What you should do -> Rewrite the stretch from "Building a 3D" through "Build a Renderer?" in the 3D renderer text below, putting "Vulkan" in place of "OpenGL".

Text passage ->
********

Building a 3D Renderer from Scratch
I’ve always been curious about what happens inside game engines when they render a 3D model. You know that feeling when you use Unity or Unreal without understanding what’s actually happening on the GPU? That’s exactly why I decided to build my own 3D renderer from scratch using C++ and OpenGL.
No engines. No magic. Just raw graphics programming.
Why Build a Renderer?
Here’s the thing - I’ve used game engines for years, but I never really understood how a 3D model actually gets converted into pixels on my screen. How do textures get applied? How does the camera move through space?
So I thought, why not build one myself? The goal wasn’t to compete with Unity or Unreal. It was to understand the fundamentals - to demystify what’s actually happening when you call Draw() on a mesh.
What I Built
The result is a real-time 3D model renderer that can:
- Load 3D models in OBJ format (using Assimp)
- Apply textures - diffuse, specular, and normal maps
- Compile custom GLSL shaders
- Move around with WASD + mouse look (first-person camera)

********

Entries provided ->

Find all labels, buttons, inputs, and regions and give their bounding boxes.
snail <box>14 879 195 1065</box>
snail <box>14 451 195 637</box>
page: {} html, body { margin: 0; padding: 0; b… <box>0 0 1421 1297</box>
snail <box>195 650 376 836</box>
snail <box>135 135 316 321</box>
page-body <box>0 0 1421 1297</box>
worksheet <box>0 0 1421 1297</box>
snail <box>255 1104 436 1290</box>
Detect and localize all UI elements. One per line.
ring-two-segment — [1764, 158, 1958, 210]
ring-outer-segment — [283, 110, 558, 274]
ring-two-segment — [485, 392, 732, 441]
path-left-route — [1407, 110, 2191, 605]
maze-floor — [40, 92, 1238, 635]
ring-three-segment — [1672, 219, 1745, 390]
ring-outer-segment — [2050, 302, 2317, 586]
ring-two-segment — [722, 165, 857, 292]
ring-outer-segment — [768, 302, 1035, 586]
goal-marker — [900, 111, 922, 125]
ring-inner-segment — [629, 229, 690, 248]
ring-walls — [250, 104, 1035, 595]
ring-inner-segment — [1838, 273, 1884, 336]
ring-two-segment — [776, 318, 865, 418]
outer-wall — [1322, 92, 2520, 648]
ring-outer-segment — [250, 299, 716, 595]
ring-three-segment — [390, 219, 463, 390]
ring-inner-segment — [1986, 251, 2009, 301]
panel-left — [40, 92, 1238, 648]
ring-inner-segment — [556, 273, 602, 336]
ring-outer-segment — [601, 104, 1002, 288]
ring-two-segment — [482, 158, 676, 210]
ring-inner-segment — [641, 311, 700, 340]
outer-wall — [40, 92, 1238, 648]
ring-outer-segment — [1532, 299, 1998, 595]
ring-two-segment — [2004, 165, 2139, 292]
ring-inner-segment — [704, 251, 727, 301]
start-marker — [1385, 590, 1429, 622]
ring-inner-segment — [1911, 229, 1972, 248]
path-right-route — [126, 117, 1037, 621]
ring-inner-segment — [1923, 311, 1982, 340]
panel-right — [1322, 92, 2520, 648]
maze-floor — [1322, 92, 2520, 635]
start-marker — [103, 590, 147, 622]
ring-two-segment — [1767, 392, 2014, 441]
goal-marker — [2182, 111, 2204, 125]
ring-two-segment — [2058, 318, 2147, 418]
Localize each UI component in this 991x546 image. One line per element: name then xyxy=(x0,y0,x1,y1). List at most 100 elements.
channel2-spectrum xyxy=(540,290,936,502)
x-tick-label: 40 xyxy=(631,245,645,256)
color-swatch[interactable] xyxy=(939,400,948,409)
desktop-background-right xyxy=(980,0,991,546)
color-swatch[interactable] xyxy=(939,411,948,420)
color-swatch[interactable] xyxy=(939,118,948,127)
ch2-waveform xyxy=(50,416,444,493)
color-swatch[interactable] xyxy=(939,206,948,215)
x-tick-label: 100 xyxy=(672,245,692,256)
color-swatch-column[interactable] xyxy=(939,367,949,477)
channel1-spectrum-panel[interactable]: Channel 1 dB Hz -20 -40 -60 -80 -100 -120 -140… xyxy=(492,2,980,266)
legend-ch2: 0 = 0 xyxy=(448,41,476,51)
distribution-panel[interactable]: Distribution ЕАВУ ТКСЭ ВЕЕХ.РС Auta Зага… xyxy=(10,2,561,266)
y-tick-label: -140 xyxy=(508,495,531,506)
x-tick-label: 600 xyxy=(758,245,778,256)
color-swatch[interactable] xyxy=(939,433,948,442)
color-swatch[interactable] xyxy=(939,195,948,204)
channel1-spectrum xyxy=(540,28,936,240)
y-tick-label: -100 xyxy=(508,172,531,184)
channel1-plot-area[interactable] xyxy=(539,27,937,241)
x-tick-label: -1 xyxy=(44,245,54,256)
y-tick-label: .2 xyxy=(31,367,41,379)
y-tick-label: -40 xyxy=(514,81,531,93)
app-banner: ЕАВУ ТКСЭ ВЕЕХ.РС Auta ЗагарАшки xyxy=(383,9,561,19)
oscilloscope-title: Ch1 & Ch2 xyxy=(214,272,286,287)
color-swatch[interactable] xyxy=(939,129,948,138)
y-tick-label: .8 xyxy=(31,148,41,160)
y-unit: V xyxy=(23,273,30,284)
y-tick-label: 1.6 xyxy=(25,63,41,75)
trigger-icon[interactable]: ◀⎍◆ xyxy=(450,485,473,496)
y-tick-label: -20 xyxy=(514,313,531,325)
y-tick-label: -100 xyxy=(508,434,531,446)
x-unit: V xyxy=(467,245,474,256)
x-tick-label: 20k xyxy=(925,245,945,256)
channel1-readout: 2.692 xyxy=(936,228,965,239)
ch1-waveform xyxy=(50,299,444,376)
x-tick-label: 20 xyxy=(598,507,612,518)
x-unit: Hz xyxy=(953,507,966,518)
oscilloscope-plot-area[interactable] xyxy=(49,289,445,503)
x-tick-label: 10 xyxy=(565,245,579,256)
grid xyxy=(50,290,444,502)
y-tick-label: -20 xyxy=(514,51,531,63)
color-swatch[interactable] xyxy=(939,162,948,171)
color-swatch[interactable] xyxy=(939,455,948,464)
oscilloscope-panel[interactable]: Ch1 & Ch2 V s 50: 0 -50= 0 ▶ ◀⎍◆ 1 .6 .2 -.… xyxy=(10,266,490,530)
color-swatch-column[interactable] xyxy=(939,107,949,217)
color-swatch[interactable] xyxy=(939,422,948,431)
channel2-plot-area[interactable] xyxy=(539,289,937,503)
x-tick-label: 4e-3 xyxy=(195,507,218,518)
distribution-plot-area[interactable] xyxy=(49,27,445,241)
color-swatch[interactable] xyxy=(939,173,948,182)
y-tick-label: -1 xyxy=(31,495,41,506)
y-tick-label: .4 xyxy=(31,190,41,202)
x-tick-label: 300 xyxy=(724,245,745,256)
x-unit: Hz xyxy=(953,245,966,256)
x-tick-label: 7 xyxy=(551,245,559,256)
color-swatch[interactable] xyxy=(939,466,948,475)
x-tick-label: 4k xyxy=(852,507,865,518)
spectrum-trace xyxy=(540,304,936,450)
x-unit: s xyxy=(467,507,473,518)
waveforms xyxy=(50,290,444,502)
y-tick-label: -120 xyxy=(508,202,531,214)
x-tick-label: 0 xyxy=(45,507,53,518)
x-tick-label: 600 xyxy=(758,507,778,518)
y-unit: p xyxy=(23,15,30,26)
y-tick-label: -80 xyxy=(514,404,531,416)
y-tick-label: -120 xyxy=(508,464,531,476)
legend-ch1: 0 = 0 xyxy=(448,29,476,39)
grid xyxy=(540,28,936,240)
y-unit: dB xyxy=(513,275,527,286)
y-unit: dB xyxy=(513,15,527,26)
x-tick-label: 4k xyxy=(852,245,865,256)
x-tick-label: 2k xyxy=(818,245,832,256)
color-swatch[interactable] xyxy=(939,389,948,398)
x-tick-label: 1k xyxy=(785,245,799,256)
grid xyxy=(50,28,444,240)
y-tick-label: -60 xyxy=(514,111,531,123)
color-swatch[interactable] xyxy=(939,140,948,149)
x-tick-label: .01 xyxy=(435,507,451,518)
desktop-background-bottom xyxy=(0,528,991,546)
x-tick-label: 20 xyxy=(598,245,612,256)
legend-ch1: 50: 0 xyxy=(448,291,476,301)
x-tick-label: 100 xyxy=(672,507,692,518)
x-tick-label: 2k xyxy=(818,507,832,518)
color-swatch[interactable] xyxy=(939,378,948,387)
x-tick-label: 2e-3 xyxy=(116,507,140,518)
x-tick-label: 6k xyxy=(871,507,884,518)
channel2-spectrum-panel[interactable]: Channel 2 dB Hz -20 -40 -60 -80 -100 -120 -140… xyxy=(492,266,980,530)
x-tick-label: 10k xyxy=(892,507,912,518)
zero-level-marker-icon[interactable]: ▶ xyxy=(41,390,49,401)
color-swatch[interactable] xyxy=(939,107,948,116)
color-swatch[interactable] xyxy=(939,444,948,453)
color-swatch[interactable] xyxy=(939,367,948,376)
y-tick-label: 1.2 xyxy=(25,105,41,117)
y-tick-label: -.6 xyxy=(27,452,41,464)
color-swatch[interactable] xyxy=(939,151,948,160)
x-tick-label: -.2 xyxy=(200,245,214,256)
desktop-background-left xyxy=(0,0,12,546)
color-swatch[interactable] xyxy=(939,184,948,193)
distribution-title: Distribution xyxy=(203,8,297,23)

********

Your response ->
Building a 3D Renderer from Scratch
I’ve always been curious about what happens inside game engines when they render a 3D model. You know that feeling when you use Unity or Unreal without understanding what’s actually happening on the GPU? That’s exactly why I decided to build my own 3D renderer from scratch using C++ and Vulkan.
No engines. No magic. Just raw graphics programming.
Why Build a Renderer?